-- Kutipan Bacaan --

_ _ _ _ _

"Dangdut": Skenario Politik dan Jalur Jurnalistik yang Tergoyang Dari Putu Wijaya


Judul buku: Dangdut (Tetralogi pertama novel dangdut)
Penulis: Putu Wijaya
Penerbit: Basabasi
tahun terbit: 2017
Tebal halaman: 330 Halaman

Assalamu’alaikum...
Pernah dengar nama Putu Wijaya? Bagi kalian yang anak pers pasti paham siapa itu Putu Wijaya. Namun, kalian pun yang suka menulis dan suka membaca buku terbitan dari Basabasi pasti tahu seperti apa tulisan Putu Wijaya. Kali ini, aku bakal me-review salah satu dari sekian banyak buku yang telah ditulis oleh Putu, salah satunya Dangdut yang merupakan novel seri pertama dari tretalogi novel dangdut.

Sebelum mengulas lebih dalam lagi, cek blurbnya dulu yok...

*_*_*_

Hidup Nora berubah total setelah secara tak sengaja melihat Mala kencing di rerumpun bunga. Pun demikian halnya dengan Mala. Kariernya sebagai pimpinan redaksi di sebuah media massa terkemuka juga berubah drastis sejak kejadian itu. Kisah keduanya memang mirip lagu dangdut yang terkesan murahan, tetapi ternyata tak sesederhana itu. Ada lapis-lapis kejadian yang menjadikan peristiwa sepele itu teramat vital. terdapat skenario politik dan jalur jurnalistik yang tergoyang oleh alunan ‘kecelakaan’ itu.

Lewat tetralogi ini beserta percakapan di dalamnya yang sekelas dengan dialog di drama-dramanya, Putu Wijaya kembali meneguhkan dirinya sebagai penulis papan atas Indonesia. Buku ini tak hanya menjadi capaian tersendiri bagi Putu Wijaya, tetapi juga menjadi karya penting dalam sastra Indonesia.
*_*_*_

Setelah itu, aku perkenalkan satu persatu tokoh yang aku anggap penting dalam cerita ini:
Nora
Nora adalah anak gadis kampung dari keluarga yang bisa disebut kurang berkecukupan. Dalam keluarganya, Nora jarang diperhatikan. Pendapatnya jarang didengarkan. Ia seorang gadis yang keras kepala dan spontanitas. Suatu hari ketika ia hendak masuk ke rumahnya, ia melihat seorang laki-laki sedang melaksanakan hajatnya di balik rerumputan yang tinggi. Nora melihatnya, dan seketika jalan hidupnya berubah tak terhitung berapa derajatnya.

_ _ _ _ _

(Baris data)

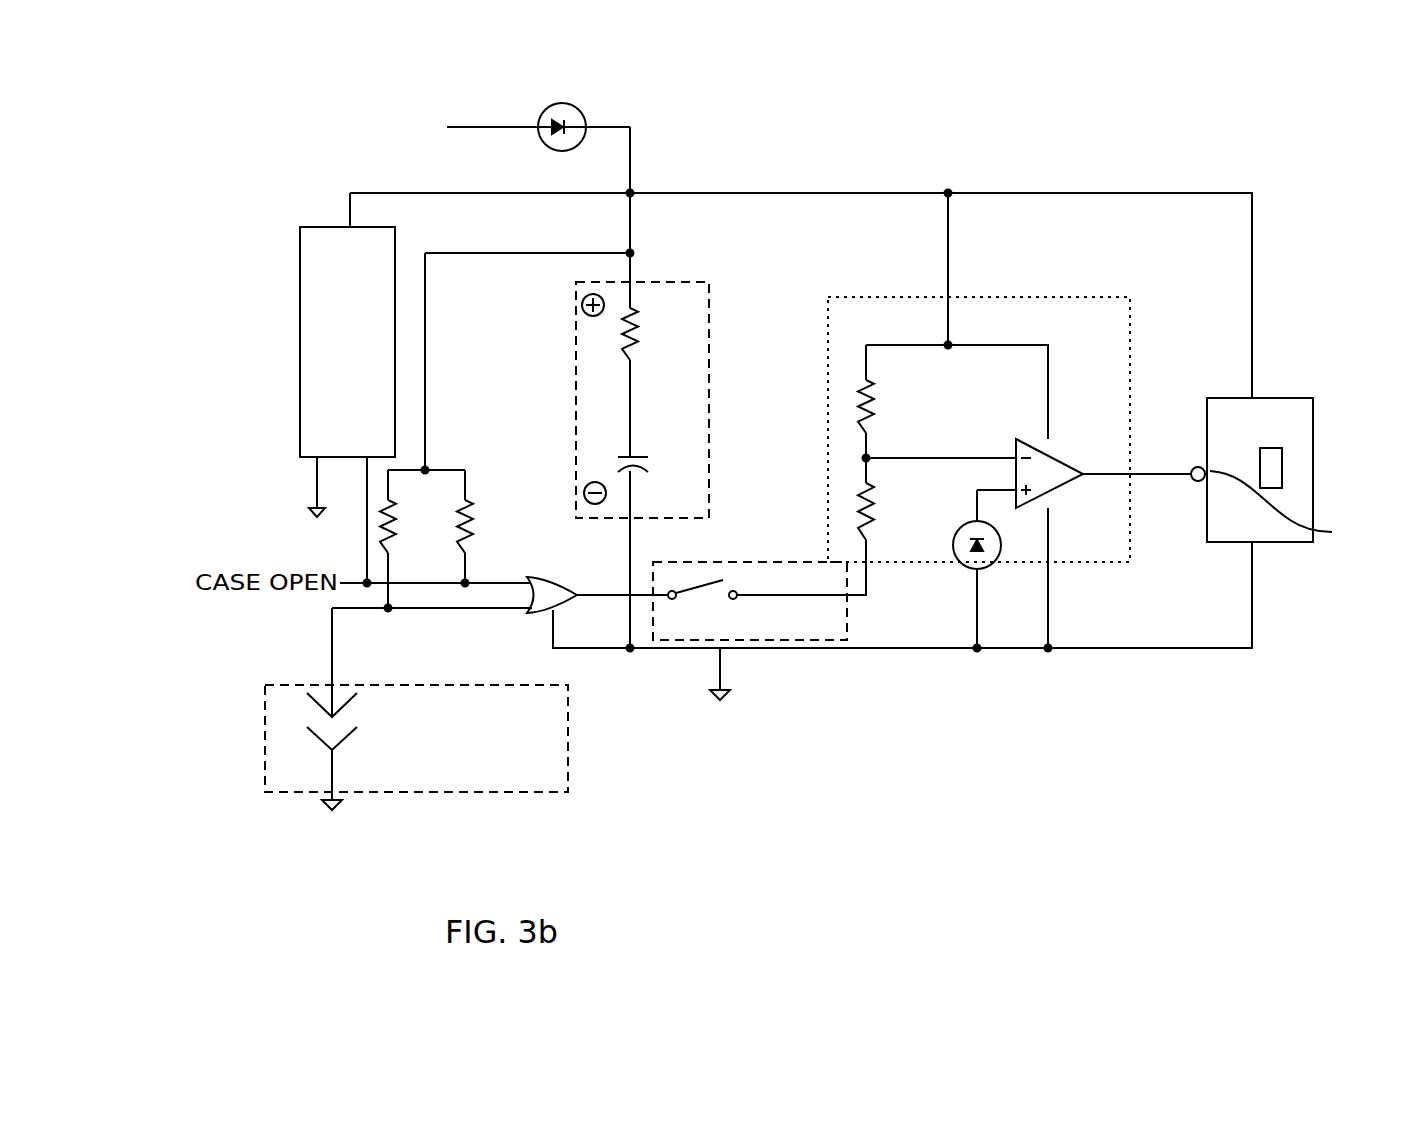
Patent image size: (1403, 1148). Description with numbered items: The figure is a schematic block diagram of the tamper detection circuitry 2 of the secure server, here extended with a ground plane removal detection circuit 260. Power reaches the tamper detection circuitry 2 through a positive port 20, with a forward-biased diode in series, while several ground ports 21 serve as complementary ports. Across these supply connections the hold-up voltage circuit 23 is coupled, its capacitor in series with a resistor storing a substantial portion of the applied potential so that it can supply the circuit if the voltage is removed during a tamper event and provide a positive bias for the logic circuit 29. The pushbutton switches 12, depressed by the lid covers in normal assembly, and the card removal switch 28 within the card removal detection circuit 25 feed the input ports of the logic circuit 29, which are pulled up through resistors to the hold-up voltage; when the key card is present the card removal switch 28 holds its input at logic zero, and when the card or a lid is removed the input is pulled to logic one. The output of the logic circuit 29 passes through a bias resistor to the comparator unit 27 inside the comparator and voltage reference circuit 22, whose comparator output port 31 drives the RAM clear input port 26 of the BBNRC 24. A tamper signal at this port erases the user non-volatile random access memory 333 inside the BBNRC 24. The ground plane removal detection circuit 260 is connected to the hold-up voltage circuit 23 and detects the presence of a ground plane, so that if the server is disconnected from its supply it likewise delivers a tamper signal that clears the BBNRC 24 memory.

The tamper detection circuitry 2 is at (913, 769).
The pushbutton switches 12 is at (685, 641).
The positive port 20 is at (468, 127).
The ground ports 21 is at (316, 512).
The comparator and voltage reference circuit 22 is at (1010, 297).
The hold-up voltage circuit 23 is at (653, 282).
The BBNRC 24 is at (1268, 398).
The card removal detection circuit 25 is at (477, 793).
The RAM clear input port 26 is at (1288, 508).
The comparator unit 27 is at (1057, 457).
The card removal switch 28 is at (325, 728).
The logic circuit 29 is at (556, 578).
The comparator output port 31 is at (1085, 476).
The ground plane removal detection circuit 260 is at (300, 344).
The non-volatile random access memory 333 is at (1268, 462).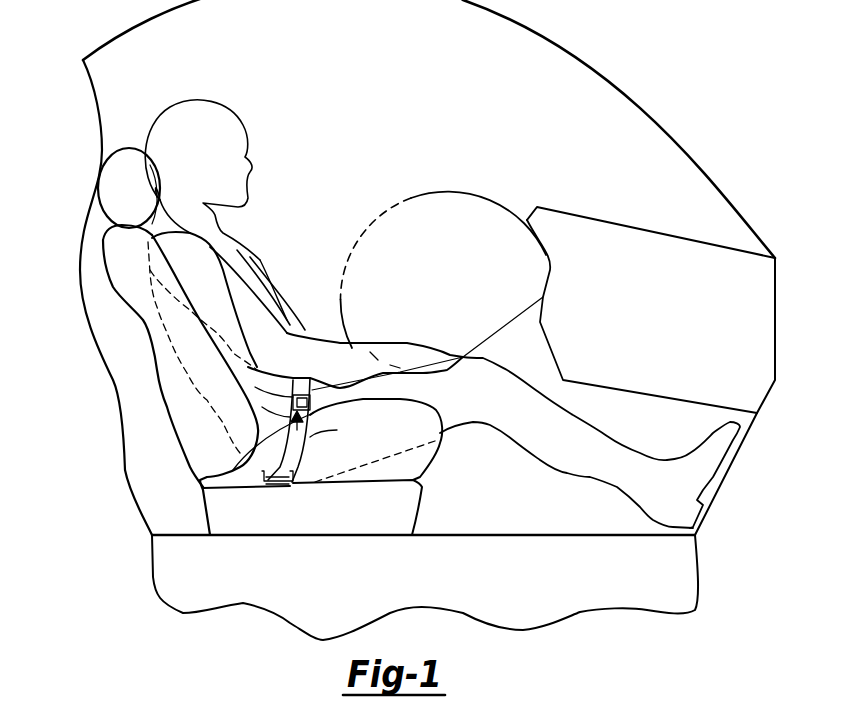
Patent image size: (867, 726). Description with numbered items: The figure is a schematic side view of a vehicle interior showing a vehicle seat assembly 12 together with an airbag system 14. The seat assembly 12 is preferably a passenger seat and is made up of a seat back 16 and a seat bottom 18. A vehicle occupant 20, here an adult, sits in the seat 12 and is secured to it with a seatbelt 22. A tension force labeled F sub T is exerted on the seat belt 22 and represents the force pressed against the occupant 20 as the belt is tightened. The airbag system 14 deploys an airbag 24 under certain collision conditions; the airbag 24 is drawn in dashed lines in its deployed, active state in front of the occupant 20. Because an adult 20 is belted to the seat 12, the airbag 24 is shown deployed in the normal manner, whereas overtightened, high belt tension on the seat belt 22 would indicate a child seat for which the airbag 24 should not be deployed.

The vehicle seat assembly 12 is at (103, 413).
The airbag system 14 is at (487, 186).
The seat back 16 is at (197, 417).
The seat bottom 18 is at (302, 517).
The vehicle occupant 20 is at (213, 127).
The seatbelt 22 is at (280, 295).
The airbag 24 is at (417, 217).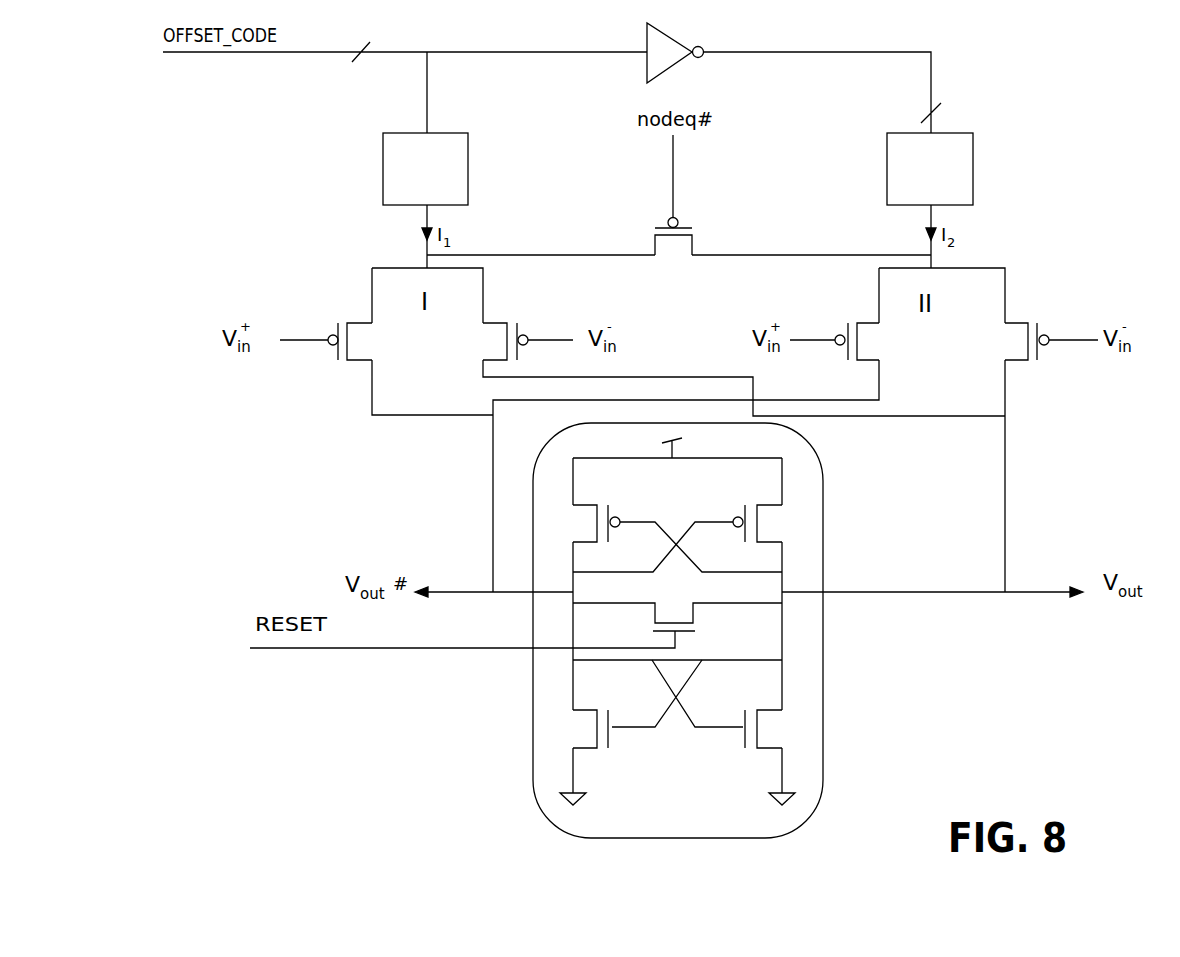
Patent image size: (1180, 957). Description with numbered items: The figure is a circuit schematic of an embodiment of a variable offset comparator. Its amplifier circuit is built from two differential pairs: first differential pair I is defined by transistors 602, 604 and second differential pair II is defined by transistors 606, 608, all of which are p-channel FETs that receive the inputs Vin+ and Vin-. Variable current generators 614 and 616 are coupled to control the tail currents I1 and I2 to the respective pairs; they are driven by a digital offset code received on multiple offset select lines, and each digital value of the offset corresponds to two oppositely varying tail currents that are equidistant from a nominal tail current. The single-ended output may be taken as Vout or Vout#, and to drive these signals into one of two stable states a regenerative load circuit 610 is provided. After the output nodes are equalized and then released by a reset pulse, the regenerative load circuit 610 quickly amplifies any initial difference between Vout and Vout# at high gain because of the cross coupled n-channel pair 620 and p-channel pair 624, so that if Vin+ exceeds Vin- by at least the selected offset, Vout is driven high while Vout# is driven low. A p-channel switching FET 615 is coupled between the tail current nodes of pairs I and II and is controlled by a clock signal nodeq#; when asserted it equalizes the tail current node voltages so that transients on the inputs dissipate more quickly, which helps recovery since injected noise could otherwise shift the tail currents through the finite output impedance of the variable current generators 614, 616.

The transistor 602 is at (385, 355).
The transistor 604 is at (478, 355).
The transistor 606 is at (895, 355).
The transistor 608 is at (990, 355).
The regenerative load circuit 610 is at (712, 630).
The variable current generator 614 is at (468, 143).
The p-channel switching FET 615 is at (697, 240).
The variable current generator 616 is at (996, 130).
The cross coupled n-channel pair 620 is at (720, 744).
The cross coupled p-channel pair 624 is at (737, 498).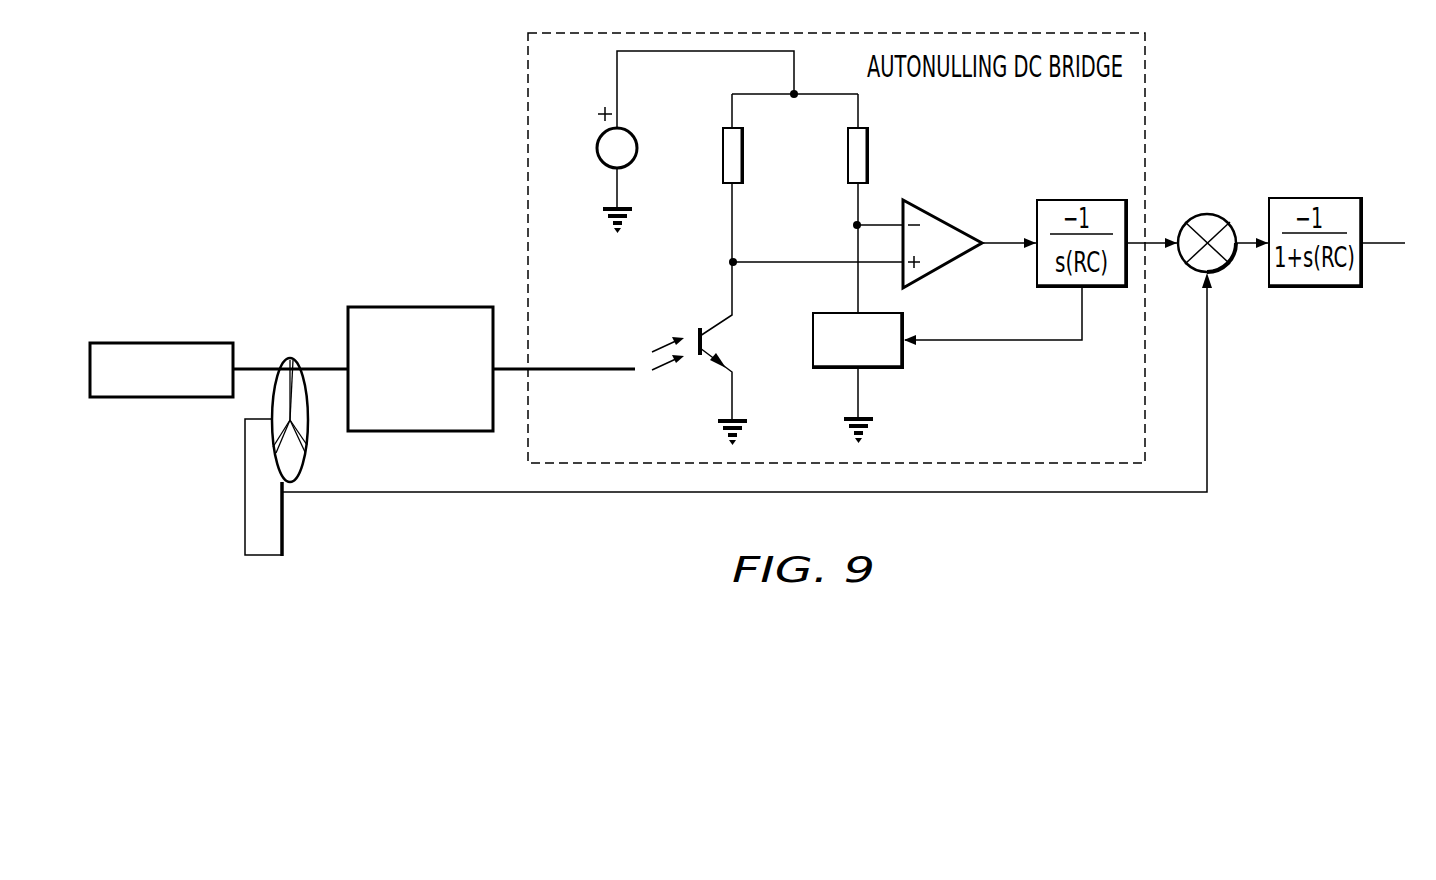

_ _ _ _ _

-- Soal Dikerjakan --
Tulis ulang bagian ulasan novel Dangdut dari "Setelah itu, aku" sampai "terhitung berapa derajatnya.", dan ganti kata "kampung" dengan "desa". Jawablah hanya berdasarkan ulasan novel Dangdut.

-- Hasil Tugas --
Setelah itu, aku perkenalkan satu persatu tokoh yang aku anggap penting dalam cerita ini:
Nora
Nora adalah anak gadis desa dari keluarga yang bisa disebut kurang berkecukupan. Dalam keluarganya, Nora jarang diperhatikan. Pendapatnya jarang didengarkan. Ia seorang gadis yang keras kepala dan spontanitas. Suatu hari ketika ia hendak masuk ke rumahnya, ia melihat seorang laki-laki sedang melaksanakan hajatnya di balik rerumputan yang tinggi. Nora melihatnya, dan seketika jalan hidupnya berubah tak terhitung berapa derajatnya.